Read through the data and count the lines that contain the string "failed"; give only the result.

--- Recorded data ---

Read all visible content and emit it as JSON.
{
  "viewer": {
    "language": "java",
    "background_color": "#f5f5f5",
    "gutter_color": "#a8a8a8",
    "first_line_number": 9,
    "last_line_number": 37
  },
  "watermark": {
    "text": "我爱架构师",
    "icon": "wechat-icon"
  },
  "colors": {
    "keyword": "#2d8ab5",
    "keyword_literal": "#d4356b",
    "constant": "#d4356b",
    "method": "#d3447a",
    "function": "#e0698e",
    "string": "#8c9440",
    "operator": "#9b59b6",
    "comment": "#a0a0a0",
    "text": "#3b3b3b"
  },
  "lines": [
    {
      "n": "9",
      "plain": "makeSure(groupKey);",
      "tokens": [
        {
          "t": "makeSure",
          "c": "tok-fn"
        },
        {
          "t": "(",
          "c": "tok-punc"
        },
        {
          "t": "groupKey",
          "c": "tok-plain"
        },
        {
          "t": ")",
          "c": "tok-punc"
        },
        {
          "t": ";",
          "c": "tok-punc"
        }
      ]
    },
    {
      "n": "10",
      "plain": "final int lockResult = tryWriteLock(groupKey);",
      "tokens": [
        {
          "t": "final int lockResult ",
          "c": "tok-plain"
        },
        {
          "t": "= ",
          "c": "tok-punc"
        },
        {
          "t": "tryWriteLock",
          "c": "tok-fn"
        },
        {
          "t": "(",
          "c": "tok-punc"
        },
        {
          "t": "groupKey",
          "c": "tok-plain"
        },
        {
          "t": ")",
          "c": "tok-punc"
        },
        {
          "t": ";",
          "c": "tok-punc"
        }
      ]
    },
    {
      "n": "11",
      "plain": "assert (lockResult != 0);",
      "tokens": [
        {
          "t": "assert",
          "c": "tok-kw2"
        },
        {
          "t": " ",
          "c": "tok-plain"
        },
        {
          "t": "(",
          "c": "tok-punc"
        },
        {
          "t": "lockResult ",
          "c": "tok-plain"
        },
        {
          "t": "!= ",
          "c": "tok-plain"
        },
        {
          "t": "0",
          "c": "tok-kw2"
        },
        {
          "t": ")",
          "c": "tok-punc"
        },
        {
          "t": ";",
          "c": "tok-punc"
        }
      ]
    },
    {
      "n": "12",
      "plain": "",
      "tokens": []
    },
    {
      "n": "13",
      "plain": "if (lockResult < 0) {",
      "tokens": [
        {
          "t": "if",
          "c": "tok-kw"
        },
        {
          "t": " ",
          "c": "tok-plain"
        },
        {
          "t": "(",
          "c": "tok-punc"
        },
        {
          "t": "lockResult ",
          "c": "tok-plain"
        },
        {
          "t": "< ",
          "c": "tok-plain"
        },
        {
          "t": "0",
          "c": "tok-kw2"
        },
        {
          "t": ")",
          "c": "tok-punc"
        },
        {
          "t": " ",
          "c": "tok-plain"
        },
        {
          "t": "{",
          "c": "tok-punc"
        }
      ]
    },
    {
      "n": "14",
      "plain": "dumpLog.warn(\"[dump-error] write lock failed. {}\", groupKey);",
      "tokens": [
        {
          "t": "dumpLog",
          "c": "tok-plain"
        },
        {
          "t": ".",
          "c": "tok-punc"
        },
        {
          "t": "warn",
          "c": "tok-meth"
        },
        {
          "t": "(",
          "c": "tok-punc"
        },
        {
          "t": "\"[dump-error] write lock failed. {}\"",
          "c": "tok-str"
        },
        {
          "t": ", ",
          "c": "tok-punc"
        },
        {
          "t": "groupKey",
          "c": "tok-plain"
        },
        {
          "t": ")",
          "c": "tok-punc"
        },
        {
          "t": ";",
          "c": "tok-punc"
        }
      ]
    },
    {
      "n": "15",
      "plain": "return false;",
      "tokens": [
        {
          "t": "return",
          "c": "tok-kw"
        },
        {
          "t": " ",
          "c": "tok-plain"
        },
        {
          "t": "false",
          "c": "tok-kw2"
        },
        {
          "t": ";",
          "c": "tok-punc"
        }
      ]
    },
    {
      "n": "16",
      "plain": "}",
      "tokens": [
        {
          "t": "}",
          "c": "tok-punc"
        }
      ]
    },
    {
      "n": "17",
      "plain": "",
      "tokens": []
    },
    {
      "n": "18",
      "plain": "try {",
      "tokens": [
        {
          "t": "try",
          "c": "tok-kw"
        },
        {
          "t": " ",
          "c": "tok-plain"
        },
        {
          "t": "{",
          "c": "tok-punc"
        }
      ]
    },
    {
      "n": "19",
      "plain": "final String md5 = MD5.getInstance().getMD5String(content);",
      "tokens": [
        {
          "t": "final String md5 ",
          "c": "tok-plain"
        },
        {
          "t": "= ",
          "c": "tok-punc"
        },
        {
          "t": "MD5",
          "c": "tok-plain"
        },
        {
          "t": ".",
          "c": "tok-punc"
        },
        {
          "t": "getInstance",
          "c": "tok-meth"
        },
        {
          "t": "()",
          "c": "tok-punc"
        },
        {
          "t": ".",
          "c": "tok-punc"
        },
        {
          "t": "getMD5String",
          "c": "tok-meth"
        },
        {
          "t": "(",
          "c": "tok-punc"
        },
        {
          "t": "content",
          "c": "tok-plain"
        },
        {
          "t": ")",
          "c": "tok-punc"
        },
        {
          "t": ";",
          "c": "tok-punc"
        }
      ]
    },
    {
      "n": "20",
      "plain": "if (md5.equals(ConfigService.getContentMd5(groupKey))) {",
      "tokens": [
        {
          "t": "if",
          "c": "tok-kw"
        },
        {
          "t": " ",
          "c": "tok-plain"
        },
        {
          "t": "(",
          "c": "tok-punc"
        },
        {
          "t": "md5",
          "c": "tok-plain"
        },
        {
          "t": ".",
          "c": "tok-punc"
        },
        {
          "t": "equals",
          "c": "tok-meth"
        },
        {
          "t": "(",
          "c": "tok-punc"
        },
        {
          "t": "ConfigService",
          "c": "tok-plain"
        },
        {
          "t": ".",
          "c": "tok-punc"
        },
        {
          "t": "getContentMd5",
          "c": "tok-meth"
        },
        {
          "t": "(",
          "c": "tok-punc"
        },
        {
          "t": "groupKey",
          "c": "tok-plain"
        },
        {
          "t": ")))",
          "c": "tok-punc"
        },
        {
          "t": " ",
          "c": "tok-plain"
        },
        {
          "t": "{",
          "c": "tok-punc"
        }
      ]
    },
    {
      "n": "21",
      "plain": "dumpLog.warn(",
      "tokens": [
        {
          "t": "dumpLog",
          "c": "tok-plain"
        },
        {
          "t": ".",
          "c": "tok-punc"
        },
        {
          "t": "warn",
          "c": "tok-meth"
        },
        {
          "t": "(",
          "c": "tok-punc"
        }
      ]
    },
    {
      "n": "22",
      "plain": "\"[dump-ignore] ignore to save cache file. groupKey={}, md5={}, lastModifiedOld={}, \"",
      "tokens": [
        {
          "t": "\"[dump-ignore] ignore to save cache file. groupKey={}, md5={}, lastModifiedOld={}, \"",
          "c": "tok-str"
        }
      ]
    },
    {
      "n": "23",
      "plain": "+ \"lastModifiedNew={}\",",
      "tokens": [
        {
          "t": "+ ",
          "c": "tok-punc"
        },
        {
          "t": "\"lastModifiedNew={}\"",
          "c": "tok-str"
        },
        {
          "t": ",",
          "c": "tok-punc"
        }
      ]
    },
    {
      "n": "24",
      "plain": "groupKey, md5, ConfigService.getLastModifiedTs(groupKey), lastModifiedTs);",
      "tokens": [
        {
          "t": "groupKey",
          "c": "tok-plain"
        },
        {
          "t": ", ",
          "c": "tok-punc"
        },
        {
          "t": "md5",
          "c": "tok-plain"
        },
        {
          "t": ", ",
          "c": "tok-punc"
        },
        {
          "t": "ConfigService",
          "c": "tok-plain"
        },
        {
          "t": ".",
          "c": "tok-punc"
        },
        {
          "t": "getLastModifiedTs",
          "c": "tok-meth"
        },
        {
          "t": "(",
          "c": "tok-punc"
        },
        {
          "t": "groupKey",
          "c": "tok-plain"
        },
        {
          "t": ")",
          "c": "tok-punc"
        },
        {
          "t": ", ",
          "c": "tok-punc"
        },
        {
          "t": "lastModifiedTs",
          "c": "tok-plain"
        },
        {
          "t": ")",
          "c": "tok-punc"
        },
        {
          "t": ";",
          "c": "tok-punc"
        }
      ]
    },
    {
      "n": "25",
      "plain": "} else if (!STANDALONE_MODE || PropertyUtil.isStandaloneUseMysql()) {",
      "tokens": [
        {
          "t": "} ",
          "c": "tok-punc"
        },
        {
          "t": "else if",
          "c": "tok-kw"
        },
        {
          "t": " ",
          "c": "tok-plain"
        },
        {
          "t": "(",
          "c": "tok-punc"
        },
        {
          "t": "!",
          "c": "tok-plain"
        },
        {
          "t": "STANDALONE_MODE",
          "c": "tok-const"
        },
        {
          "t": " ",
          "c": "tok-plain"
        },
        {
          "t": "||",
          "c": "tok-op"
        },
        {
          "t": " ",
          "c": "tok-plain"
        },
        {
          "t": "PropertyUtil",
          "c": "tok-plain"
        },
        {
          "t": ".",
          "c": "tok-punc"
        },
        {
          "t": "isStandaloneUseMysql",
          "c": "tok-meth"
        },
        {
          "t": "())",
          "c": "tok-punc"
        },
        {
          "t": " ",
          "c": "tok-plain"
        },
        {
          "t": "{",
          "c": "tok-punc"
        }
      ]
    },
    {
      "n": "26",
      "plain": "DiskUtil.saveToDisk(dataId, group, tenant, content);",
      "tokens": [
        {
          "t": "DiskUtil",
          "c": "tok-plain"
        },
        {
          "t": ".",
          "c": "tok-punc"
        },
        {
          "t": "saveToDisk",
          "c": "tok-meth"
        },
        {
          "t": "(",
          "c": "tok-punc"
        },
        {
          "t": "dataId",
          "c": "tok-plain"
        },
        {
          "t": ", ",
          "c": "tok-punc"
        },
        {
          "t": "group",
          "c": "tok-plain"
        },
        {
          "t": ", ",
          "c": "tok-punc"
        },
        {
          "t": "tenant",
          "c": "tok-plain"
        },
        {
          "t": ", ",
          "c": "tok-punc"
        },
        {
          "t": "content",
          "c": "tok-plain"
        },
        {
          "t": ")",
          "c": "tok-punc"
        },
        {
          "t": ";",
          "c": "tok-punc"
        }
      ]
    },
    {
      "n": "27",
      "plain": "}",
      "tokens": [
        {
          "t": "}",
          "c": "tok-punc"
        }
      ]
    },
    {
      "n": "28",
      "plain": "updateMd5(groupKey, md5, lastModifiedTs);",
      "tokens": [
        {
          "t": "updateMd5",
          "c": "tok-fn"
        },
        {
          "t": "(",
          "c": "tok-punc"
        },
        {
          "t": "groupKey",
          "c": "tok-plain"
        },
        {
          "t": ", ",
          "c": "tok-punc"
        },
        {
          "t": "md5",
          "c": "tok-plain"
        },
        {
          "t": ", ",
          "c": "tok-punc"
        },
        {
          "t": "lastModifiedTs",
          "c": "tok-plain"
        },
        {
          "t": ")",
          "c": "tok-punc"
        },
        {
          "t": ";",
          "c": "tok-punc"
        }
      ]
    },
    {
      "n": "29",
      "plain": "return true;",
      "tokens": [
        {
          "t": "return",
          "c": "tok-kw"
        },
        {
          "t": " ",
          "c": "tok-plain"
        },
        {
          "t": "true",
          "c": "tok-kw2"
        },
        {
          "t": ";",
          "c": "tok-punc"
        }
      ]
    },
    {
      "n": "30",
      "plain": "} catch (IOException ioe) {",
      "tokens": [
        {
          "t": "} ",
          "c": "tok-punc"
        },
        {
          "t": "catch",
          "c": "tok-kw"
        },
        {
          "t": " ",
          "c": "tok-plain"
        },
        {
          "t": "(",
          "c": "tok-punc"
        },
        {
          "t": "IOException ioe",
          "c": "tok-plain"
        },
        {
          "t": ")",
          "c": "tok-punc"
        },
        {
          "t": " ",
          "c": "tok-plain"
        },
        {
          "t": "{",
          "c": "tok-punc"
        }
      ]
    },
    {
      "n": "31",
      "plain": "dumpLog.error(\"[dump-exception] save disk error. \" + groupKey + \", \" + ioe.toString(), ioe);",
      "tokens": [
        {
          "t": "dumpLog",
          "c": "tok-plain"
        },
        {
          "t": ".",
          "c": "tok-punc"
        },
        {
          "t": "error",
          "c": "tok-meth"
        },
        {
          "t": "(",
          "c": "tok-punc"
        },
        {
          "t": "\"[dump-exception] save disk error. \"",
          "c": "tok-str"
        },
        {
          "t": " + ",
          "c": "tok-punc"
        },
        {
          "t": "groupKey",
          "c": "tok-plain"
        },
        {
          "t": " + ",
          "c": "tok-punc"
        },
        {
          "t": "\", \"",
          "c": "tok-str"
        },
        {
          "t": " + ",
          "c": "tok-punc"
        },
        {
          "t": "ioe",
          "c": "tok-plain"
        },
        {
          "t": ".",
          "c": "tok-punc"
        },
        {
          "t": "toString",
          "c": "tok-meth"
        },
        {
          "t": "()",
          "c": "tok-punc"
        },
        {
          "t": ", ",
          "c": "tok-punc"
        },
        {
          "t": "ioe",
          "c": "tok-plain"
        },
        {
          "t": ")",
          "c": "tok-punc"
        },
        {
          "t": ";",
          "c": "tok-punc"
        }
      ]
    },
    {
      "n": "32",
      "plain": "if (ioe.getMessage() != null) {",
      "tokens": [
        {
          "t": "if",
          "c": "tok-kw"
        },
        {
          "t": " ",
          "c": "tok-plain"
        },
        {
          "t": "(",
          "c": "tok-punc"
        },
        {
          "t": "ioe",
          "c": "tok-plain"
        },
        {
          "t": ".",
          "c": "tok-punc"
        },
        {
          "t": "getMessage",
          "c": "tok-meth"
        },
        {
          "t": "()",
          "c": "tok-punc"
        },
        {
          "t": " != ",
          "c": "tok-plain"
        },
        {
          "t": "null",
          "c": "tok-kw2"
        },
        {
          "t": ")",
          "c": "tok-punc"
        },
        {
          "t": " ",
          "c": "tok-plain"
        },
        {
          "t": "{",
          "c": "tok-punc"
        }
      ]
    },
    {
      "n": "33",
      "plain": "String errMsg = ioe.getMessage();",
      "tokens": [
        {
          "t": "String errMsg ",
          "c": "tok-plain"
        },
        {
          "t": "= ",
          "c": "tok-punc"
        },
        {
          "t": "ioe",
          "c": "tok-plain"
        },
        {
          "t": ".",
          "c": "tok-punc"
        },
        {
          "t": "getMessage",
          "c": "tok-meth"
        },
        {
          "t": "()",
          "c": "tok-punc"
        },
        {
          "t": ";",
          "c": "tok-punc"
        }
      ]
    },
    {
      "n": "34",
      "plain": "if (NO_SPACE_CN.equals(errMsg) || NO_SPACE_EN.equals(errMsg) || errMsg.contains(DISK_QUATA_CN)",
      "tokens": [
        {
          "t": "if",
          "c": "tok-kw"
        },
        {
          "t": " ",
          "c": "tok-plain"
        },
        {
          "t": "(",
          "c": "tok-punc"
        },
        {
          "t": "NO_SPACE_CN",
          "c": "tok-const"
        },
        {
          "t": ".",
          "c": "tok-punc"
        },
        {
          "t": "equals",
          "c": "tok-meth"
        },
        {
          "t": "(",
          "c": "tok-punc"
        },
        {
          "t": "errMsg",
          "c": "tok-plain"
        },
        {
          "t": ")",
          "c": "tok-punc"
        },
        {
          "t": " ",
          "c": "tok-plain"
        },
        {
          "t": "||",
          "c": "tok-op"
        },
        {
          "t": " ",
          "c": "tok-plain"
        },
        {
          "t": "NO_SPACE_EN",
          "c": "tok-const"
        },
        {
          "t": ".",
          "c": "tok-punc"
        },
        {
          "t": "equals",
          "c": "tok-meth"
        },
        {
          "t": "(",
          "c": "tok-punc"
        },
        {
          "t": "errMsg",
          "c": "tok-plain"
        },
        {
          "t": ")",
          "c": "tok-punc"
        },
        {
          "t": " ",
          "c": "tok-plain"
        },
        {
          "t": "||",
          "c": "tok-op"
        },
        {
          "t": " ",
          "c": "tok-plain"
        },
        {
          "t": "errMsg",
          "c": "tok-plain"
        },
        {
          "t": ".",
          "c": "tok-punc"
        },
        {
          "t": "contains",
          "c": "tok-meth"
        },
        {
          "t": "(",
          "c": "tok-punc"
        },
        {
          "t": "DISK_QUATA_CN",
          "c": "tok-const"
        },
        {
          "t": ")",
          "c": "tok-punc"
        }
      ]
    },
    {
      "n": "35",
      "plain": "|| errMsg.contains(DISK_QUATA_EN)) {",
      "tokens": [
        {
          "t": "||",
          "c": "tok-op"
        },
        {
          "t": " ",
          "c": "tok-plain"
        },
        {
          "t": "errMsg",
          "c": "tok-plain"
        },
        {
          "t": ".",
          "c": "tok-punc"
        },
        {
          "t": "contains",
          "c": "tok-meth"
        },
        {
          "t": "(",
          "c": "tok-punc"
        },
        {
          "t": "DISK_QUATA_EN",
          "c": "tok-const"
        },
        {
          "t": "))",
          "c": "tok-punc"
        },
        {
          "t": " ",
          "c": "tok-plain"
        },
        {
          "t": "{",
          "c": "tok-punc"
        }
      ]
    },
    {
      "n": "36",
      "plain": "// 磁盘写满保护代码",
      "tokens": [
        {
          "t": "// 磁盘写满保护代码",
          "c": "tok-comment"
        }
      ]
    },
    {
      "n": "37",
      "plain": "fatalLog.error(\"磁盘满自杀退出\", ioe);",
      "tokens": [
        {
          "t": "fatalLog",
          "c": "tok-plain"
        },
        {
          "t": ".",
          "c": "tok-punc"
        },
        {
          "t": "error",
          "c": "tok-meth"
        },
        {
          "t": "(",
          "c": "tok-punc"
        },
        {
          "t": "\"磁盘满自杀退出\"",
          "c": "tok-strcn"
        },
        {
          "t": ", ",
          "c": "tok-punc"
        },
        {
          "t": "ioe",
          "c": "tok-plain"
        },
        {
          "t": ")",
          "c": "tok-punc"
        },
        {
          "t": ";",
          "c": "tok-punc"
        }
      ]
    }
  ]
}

---

● **Written answer**
2